*Énoncé*
Dans la critique des Cahiers de don Rigoberto, recopiez le passage qui débute par les mots contenant "critiqué par Jules, le" et s'achève sur "son jeune âge.", en substituant "demeure" à "maison".

*Extrait étudié*
++++++++++
Les cahiers de don Rigoberto
de Mario Vargas Llosa

critiqué par Jules, le 23 juin 2001
(Bruxelles - 80 ans)


La note:  étoiles
La solitude des nuits de don Rigoberto
Ce livre est la suite de « Eloge de la marâtre ». Dona Lucrecia
a été chassée de la maison de don Rigoberto qui lui a loué une autre maison du village.
Elle est partie avec sa fidèle bonne, Justitiana. Quant à Alfonso, il s'est mis en tête de réconcilier son père et sa belle-mère. Il fera tout pour qu’elle puisse rentrer et ira jusqu'à faire preuve de dons assez diaboliques pour son jeune âge.
Presque chaque jour, en cachette de son père, il passera chez dona Lucrecia, là où règne cette ambiance féminine, un peu trouble, qu’il affectionne tellement.
Quant à don Rigoberto, il se languit de ses nuits avec le corps voluptueux et généreux de dona Lucrecia à ses côtés. Mais il ne semble pas prêt à envisager son retour dans le grand lit conjugal.
Un échange de correspondance, un peu mystérieux, a pourtant pour effet d’enflammer le désir que chacun des époux peut avoir pour l’autre.
Ecoutez cet extrait d’ « une lettre de dona Lucrecia à don Rigoberto » : « J'ai été une petite marquise de Watteau, une nymphe du Titien, une Vierge de Murillo, une Madonne de Piero della Francesca, une geisha de Foujita et une traînée de Toulouse-Lautrec. J'ai eu du mal à faire les pointes comme la ballerine de Degas et, crois-moi, pour ne pas te décevoir, j’ai même tenté, au prix de bien des crampes, de me transformer en ce que tu appelles le voluptueux cube cubiste de Juan Gris. »
Les cahiers de don Rigoberto ne contiennent pas que des pensées sur Lucrecia. Ils abordent également des sujets divers, comme « Diatribe contre le sportif », « l'Odeur des veuves », « Lettre au lecteur de Playboy ou traité minime d’esthétique ». Certains sont intéressants, d’autres le sont moins.
++++++++++
*Documents sources*

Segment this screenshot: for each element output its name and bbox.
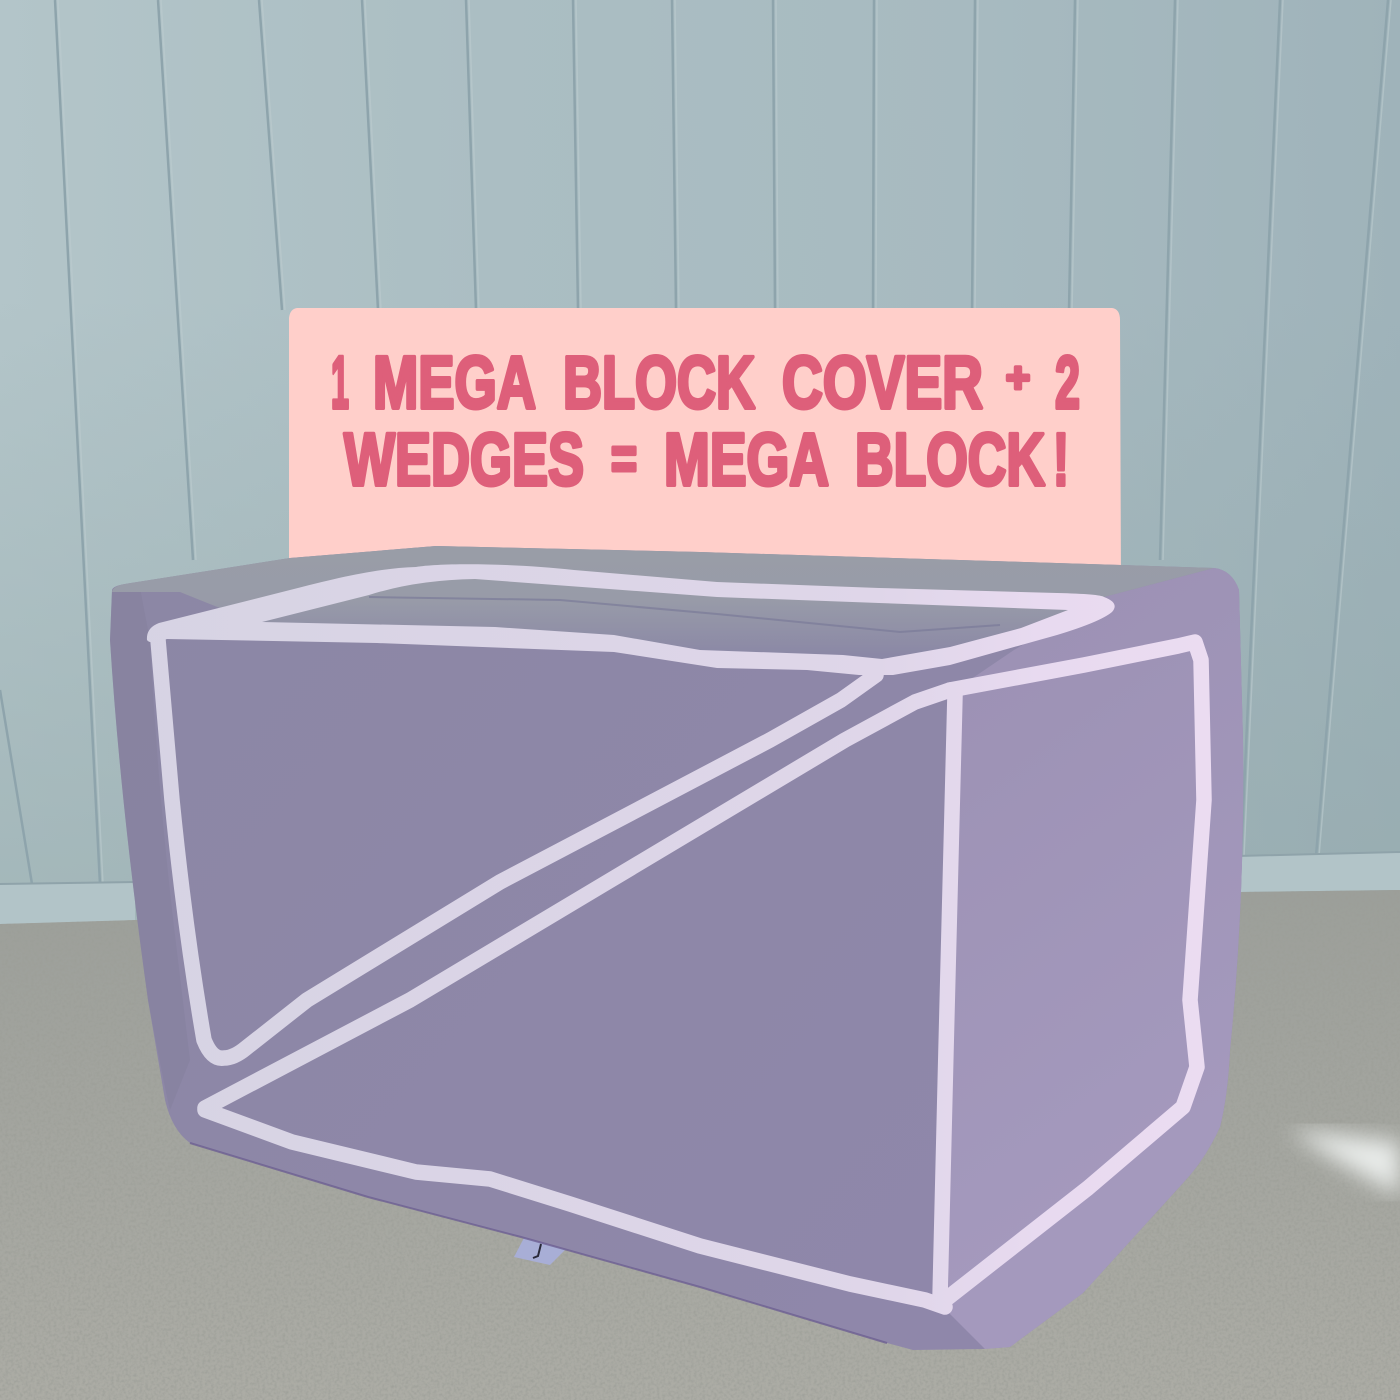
++++++++++
*Corrigé*
critiqué par Jules, le 23 juin 2001
(Bruxelles - 80 ans)


La note:  étoiles
La solitude des nuits de don Rigoberto
Ce livre est la suite de « Eloge de la marâtre ». Dona Lucrecia
a été chassée de la demeure de don Rigoberto qui lui a loué une autre demeure du village.
Elle est partie avec sa fidèle bonne, Justitiana. Quant à Alfonso, il s'est mis en tête de réconcilier son père et sa belle-mère. Il fera tout pour qu’elle puisse rentrer et ira jusqu'à faire preuve de dons assez diaboliques pour son jeune âge.